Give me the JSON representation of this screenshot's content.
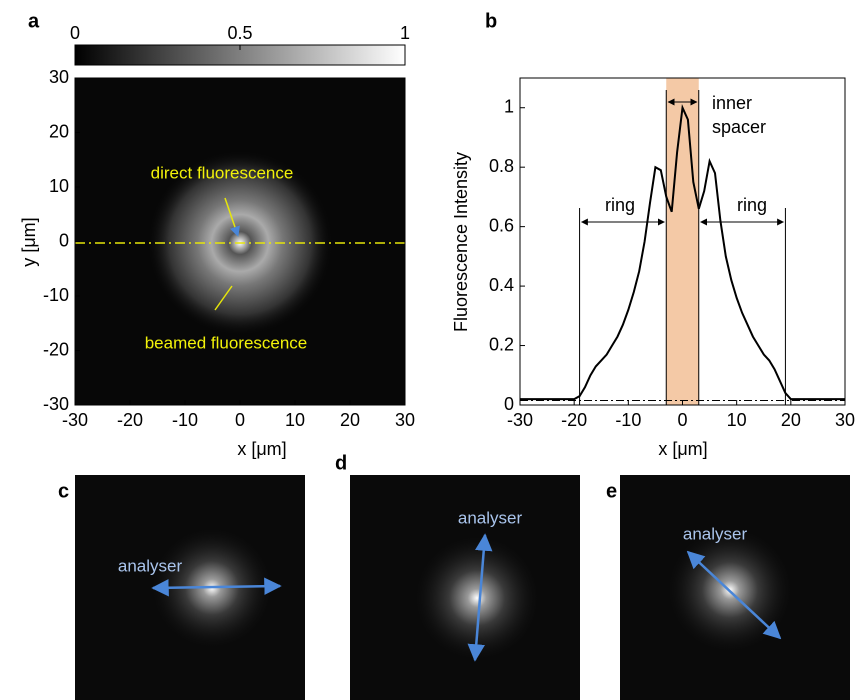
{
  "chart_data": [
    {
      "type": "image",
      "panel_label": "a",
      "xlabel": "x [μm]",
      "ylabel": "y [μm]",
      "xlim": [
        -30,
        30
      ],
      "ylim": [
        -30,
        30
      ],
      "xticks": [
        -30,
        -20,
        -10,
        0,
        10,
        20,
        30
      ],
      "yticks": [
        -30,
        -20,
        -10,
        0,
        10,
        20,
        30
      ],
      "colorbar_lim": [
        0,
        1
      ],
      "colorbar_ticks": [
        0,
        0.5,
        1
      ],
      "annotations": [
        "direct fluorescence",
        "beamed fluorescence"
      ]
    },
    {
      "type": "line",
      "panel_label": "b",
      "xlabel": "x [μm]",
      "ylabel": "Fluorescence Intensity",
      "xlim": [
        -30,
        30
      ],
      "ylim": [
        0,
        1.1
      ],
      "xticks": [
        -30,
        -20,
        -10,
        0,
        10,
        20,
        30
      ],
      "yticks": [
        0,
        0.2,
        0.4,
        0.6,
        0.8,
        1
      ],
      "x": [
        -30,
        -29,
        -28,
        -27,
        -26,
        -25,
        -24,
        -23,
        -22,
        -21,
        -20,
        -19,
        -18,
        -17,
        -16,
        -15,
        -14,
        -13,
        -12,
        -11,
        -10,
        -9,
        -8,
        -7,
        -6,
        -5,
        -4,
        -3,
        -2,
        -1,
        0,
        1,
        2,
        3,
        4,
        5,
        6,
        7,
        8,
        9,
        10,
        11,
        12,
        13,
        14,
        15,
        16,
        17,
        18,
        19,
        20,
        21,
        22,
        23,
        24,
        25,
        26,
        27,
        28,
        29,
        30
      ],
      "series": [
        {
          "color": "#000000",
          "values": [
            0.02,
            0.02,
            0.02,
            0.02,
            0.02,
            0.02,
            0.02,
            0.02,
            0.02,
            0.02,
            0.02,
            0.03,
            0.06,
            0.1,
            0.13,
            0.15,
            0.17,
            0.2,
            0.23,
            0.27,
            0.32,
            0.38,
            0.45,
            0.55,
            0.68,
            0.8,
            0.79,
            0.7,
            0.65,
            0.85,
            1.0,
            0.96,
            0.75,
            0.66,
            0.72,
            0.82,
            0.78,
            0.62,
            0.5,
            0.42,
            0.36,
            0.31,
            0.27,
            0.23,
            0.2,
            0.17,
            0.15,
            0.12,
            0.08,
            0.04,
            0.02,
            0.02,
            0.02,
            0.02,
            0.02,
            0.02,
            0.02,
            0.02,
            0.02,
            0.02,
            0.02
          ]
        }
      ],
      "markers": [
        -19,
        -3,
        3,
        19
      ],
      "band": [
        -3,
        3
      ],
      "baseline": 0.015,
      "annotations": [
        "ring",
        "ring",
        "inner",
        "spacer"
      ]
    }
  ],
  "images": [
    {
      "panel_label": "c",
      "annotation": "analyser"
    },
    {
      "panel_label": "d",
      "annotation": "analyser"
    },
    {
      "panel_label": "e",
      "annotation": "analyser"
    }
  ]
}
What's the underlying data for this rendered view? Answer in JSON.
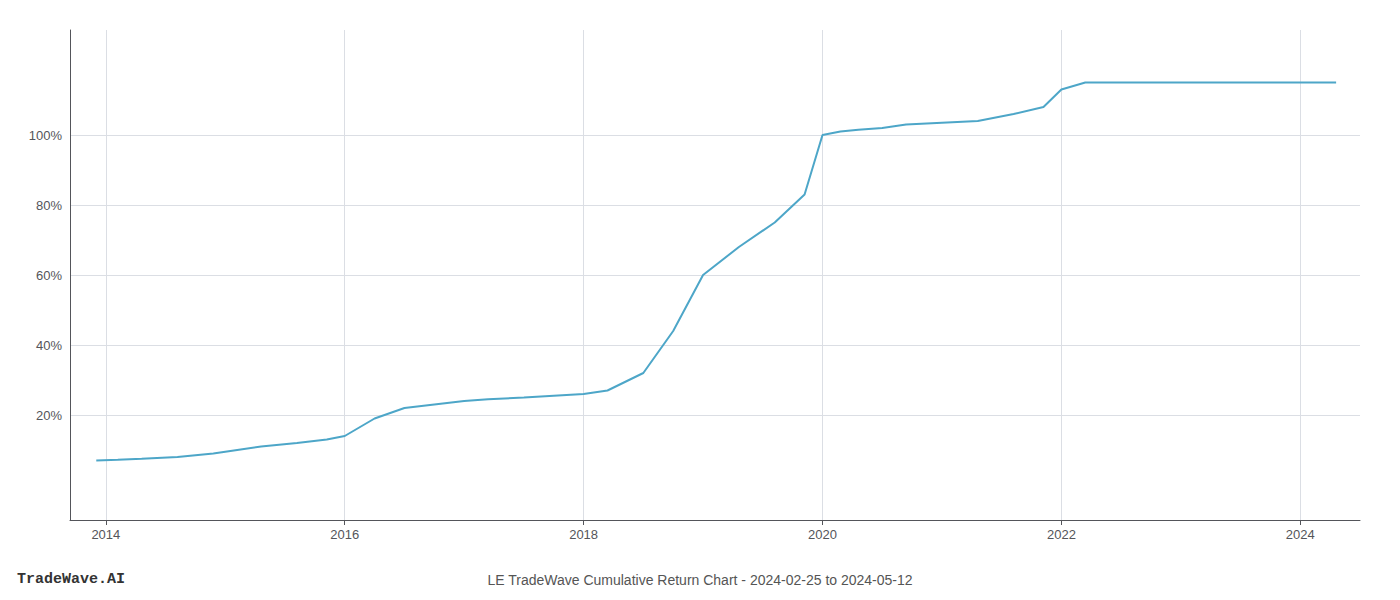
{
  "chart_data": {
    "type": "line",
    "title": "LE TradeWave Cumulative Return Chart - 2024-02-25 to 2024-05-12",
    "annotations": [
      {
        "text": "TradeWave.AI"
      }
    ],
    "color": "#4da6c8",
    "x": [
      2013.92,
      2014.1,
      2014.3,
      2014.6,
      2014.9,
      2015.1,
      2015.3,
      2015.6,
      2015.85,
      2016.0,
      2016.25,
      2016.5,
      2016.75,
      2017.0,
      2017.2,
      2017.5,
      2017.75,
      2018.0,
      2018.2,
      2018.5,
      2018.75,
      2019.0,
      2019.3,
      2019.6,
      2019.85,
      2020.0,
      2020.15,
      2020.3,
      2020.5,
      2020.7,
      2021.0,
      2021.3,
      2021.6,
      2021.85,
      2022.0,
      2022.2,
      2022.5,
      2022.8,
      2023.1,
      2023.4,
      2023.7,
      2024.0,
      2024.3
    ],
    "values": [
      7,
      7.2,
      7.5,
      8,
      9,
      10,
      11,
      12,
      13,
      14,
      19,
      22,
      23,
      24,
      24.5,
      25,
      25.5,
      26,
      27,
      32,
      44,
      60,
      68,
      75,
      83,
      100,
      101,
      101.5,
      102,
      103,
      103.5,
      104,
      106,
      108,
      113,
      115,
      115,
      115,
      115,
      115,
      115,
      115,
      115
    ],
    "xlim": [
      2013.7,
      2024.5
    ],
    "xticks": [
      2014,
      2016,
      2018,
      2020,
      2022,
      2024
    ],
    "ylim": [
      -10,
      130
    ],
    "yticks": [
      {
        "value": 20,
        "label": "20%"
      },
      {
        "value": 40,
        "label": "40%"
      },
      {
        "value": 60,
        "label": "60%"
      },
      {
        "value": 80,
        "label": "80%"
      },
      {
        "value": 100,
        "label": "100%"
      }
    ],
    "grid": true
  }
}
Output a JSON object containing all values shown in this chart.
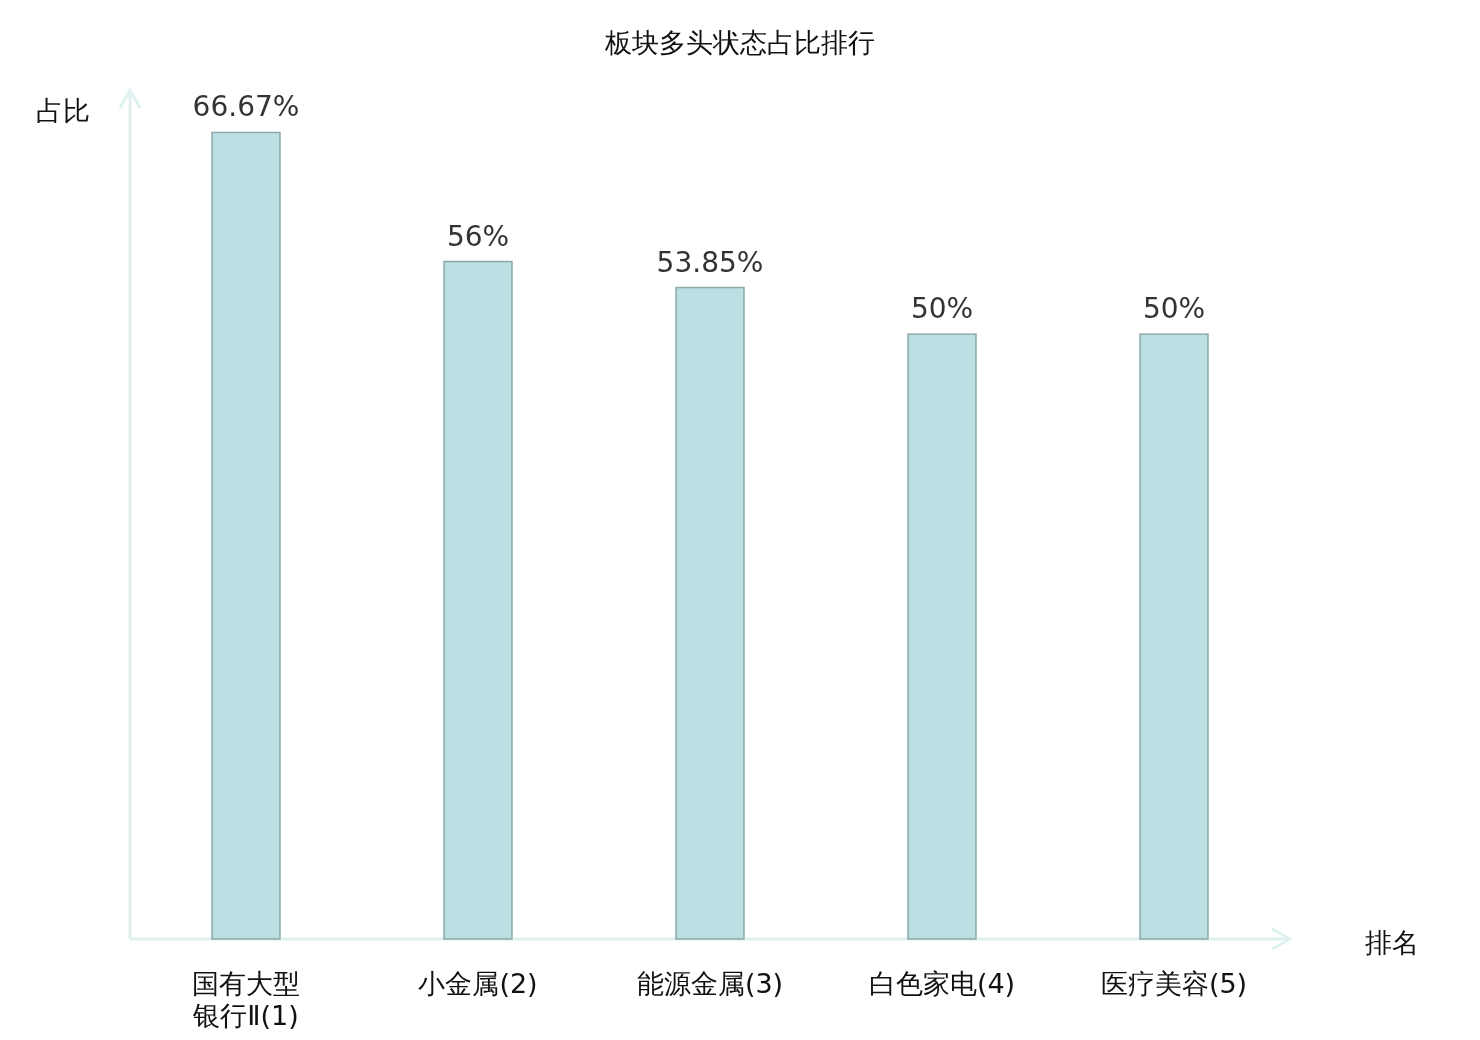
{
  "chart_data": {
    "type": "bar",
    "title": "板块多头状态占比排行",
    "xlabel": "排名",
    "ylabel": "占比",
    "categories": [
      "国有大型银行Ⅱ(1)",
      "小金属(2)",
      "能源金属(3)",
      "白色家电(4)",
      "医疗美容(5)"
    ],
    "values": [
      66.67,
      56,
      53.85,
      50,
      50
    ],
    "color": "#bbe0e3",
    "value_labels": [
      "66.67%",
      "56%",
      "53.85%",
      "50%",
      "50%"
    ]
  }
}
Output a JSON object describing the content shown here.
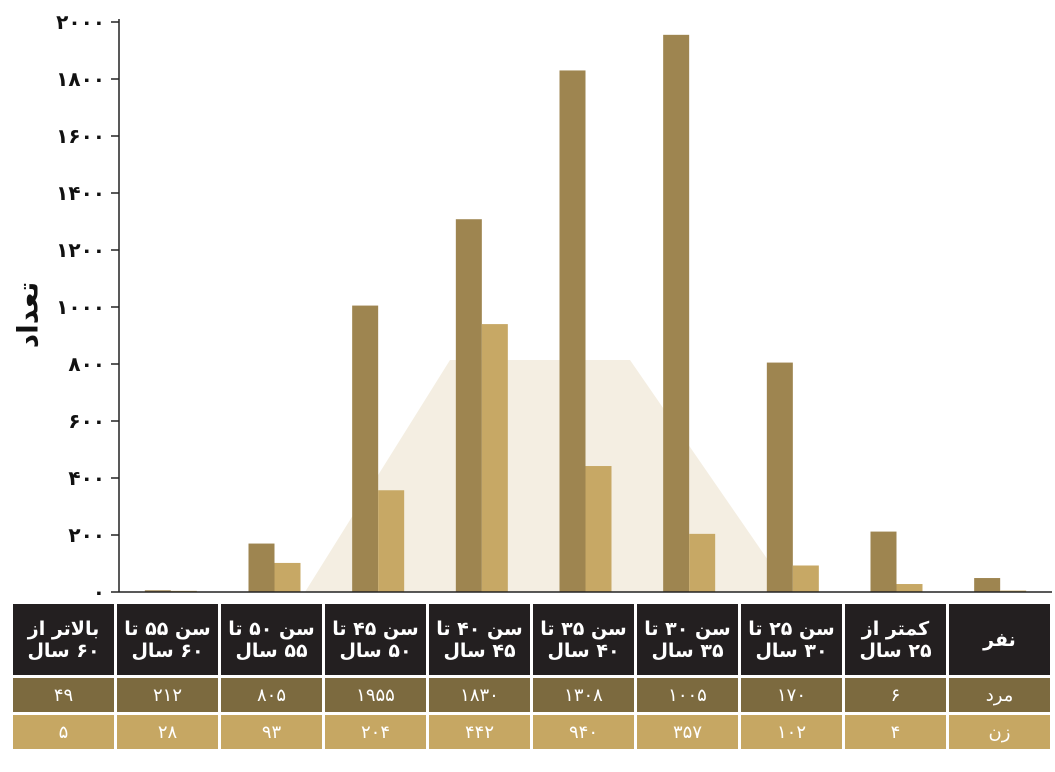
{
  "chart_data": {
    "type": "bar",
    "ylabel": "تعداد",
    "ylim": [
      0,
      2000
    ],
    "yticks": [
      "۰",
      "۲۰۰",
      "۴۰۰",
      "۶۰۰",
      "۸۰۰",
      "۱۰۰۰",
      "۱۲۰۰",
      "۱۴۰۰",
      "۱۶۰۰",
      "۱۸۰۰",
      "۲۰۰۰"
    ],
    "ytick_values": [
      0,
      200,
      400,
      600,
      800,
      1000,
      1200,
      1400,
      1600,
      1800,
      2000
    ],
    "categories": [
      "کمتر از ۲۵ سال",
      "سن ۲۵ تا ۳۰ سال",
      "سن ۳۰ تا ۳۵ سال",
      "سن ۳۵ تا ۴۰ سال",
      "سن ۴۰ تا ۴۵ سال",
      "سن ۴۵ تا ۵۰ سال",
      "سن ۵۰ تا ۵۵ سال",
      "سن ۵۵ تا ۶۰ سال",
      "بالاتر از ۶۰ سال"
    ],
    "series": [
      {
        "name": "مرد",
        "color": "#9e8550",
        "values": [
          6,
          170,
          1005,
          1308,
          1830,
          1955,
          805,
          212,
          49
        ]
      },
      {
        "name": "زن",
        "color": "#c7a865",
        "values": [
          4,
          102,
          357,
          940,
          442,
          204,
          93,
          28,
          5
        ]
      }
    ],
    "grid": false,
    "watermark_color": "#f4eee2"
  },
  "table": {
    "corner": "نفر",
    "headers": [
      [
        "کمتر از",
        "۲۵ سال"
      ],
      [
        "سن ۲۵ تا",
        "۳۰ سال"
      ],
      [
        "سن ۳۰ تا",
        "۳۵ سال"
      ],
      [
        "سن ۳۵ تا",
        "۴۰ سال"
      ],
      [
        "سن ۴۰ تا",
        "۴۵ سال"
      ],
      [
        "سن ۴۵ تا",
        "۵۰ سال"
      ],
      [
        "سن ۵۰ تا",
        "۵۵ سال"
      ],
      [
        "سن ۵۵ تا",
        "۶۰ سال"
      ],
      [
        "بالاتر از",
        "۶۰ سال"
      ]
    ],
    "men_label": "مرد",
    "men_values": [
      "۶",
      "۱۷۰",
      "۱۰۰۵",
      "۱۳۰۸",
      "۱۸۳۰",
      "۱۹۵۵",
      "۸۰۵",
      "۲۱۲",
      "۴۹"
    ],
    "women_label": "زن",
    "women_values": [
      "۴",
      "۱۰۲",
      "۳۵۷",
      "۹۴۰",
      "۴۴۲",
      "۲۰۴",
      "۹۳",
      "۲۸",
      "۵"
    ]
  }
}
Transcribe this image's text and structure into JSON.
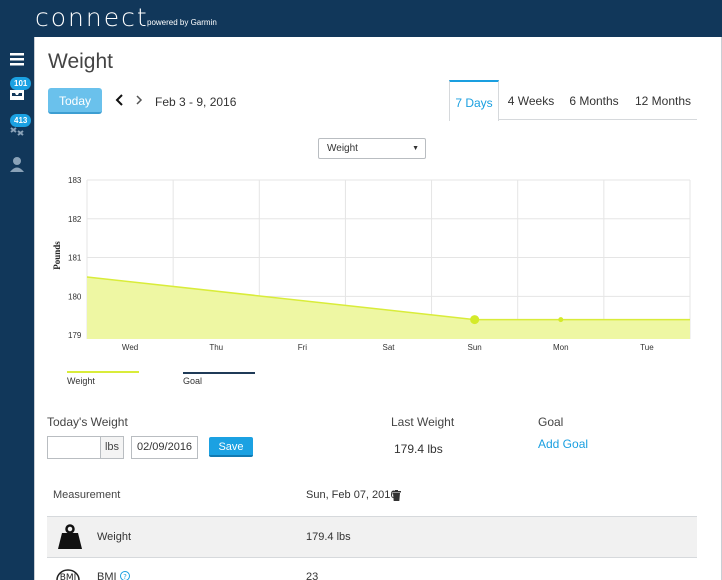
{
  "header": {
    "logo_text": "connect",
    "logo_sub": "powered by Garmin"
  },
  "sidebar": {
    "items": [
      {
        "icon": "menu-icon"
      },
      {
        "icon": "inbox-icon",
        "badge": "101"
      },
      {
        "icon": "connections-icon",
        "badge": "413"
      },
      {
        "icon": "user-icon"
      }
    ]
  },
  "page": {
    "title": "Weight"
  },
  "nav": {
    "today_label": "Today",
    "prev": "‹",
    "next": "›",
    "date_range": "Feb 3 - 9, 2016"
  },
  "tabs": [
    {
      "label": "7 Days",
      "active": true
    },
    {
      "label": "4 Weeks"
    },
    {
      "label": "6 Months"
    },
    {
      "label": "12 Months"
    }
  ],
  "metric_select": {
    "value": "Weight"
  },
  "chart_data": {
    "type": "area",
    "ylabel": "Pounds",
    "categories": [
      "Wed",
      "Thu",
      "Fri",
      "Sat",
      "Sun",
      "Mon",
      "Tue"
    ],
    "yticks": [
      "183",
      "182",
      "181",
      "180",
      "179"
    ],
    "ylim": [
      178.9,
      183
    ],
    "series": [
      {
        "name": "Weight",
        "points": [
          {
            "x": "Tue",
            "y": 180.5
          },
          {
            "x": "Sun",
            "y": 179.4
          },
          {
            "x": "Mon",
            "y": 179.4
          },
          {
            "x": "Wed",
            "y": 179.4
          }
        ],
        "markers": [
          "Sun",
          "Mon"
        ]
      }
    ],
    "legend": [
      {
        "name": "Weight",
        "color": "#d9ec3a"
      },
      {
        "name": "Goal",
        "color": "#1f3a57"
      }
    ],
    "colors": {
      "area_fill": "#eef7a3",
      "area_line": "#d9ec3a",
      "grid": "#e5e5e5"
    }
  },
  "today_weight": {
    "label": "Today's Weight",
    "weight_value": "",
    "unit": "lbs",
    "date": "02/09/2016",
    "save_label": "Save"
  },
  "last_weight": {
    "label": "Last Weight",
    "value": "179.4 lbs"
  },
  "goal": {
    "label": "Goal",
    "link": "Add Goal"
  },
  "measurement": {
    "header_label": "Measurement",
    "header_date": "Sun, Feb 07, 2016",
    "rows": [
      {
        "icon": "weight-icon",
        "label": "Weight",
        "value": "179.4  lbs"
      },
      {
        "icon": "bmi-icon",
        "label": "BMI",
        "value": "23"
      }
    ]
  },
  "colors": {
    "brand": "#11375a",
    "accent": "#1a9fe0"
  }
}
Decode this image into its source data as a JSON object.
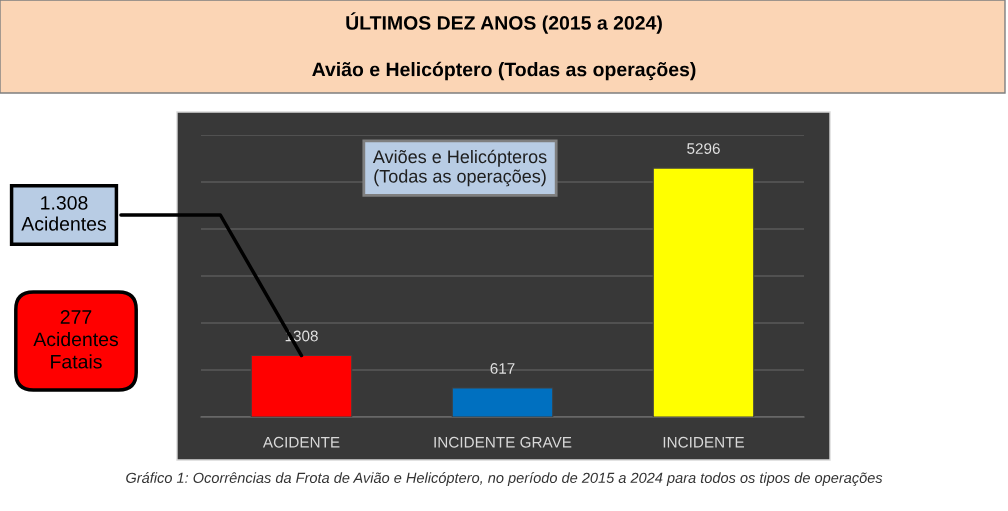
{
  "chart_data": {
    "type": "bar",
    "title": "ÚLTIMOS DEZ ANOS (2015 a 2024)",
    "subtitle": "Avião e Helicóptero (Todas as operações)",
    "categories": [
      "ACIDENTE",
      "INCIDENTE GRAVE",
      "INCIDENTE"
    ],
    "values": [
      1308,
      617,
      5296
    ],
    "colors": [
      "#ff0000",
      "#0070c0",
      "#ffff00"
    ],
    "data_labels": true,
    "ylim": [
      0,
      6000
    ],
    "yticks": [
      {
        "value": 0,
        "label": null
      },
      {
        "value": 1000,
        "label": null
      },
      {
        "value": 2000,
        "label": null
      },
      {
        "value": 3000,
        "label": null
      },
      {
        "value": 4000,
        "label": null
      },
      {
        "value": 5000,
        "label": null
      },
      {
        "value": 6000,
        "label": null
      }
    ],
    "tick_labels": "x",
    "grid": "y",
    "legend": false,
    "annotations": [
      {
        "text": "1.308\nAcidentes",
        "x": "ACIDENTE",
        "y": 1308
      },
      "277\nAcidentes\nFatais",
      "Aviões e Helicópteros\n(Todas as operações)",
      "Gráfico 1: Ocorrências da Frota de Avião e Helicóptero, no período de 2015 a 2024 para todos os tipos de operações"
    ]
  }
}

» PROBLEM TO SOLVE
Leave out every picture, and write out exactly the lines from the one bearing "Decode this image" through the final line.

» CORRECT OUTPUT
Decode this image into its source data as a JSON object.
{
  "chart_data": {
    "type": "bar",
    "title": "ÚLTIMOS DEZ ANOS (2015 a 2024)",
    "subtitle": "Avião e Helicóptero (Todas as operações)",
    "categories": [
      "ACIDENTE",
      "INCIDENTE GRAVE",
      "INCIDENTE"
    ],
    "values": [
      1308,
      617,
      5296
    ],
    "colors": [
      "#ff0000",
      "#0070c0",
      "#ffff00"
    ],
    "data_labels": true,
    "ylim": [
      0,
      6000
    ],
    "yticks": [
      {
        "value": 0,
        "label": null
      },
      {
        "value": 1000,
        "label": null
      },
      {
        "value": 2000,
        "label": null
      },
      {
        "value": 3000,
        "label": null
      },
      {
        "value": 4000,
        "label": null
      },
      {
        "value": 5000,
        "label": null
      },
      {
        "value": 6000,
        "label": null
      }
    ],
    "tick_labels": "x",
    "grid": "y",
    "legend": false,
    "annotations": [
      {
        "text": "1.308\nAcidentes",
        "x": "ACIDENTE",
        "y": 1308
      },
      "277\nAcidentes\nFatais",
      "Aviões e Helicópteros\n(Todas as operações)",
      "Gráfico 1: Ocorrências da Frota de Avião e Helicóptero, no período de 2015 a 2024 para todos os tipos de operações"
    ]
  }
}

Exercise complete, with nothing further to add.